┏━━

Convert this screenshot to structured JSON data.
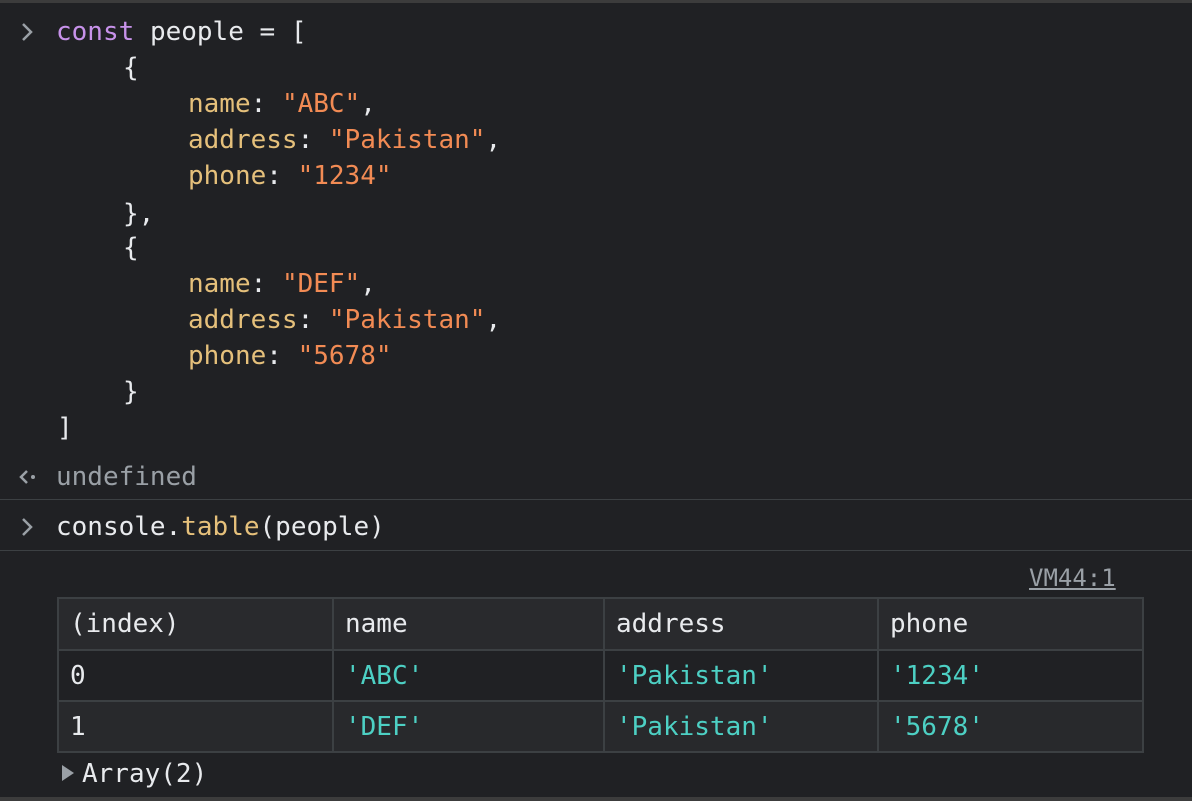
{
  "input1": {
    "line1": {
      "keyword": "const",
      "name": "people",
      "eq": "=",
      "open": "["
    },
    "obj1": {
      "open": "{",
      "name_key": "name",
      "name_val": "\"ABC\"",
      "address_key": "address",
      "address_val": "\"Pakistan\"",
      "phone_key": "phone",
      "phone_val": "\"1234\"",
      "close": "},"
    },
    "obj2": {
      "open": "{",
      "name_key": "name",
      "name_val": "\"DEF\"",
      "address_key": "address",
      "address_val": "\"Pakistan\"",
      "phone_key": "phone",
      "phone_val": "\"5678\"",
      "close": "}"
    },
    "close": "]"
  },
  "result1": "undefined",
  "input2": {
    "object": "console",
    "method": "table",
    "arg": "people"
  },
  "source_link": "VM44:1",
  "table": {
    "headers": [
      "(index)",
      "name",
      "address",
      "phone"
    ],
    "rows": [
      [
        "0",
        "'ABC'",
        "'Pakistan'",
        "'1234'"
      ],
      [
        "1",
        "'DEF'",
        "'Pakistan'",
        "'5678'"
      ]
    ]
  },
  "array_label": "Array(2)",
  "colors": {
    "background": "#202124",
    "keyword": "#c792ea",
    "property": "#e5c07b",
    "string": "#f28b54",
    "table_string": "#4dd0c4",
    "muted": "#9aa0a6"
  }
}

┗━━

WHAT NEEDS TO BE DONE: Write every record out again exactly; no pictures belong in the copy.

ANSWER:
Convert this screenshot to structured JSON data.
{
  "input1": {
    "line1": {
      "keyword": "const",
      "name": "people",
      "eq": "=",
      "open": "["
    },
    "obj1": {
      "open": "{",
      "name_key": "name",
      "name_val": "\"ABC\"",
      "address_key": "address",
      "address_val": "\"Pakistan\"",
      "phone_key": "phone",
      "phone_val": "\"1234\"",
      "close": "},"
    },
    "obj2": {
      "open": "{",
      "name_key": "name",
      "name_val": "\"DEF\"",
      "address_key": "address",
      "address_val": "\"Pakistan\"",
      "phone_key": "phone",
      "phone_val": "\"5678\"",
      "close": "}"
    },
    "close": "]"
  },
  "result1": "undefined",
  "input2": {
    "object": "console",
    "method": "table",
    "arg": "people"
  },
  "source_link": "VM44:1",
  "table": {
    "headers": [
      "(index)",
      "name",
      "address",
      "phone"
    ],
    "rows": [
      [
        "0",
        "'ABC'",
        "'Pakistan'",
        "'1234'"
      ],
      [
        "1",
        "'DEF'",
        "'Pakistan'",
        "'5678'"
      ]
    ]
  },
  "array_label": "Array(2)",
  "colors": {
    "background": "#202124",
    "keyword": "#c792ea",
    "property": "#e5c07b",
    "string": "#f28b54",
    "table_string": "#4dd0c4",
    "muted": "#9aa0a6"
  }
}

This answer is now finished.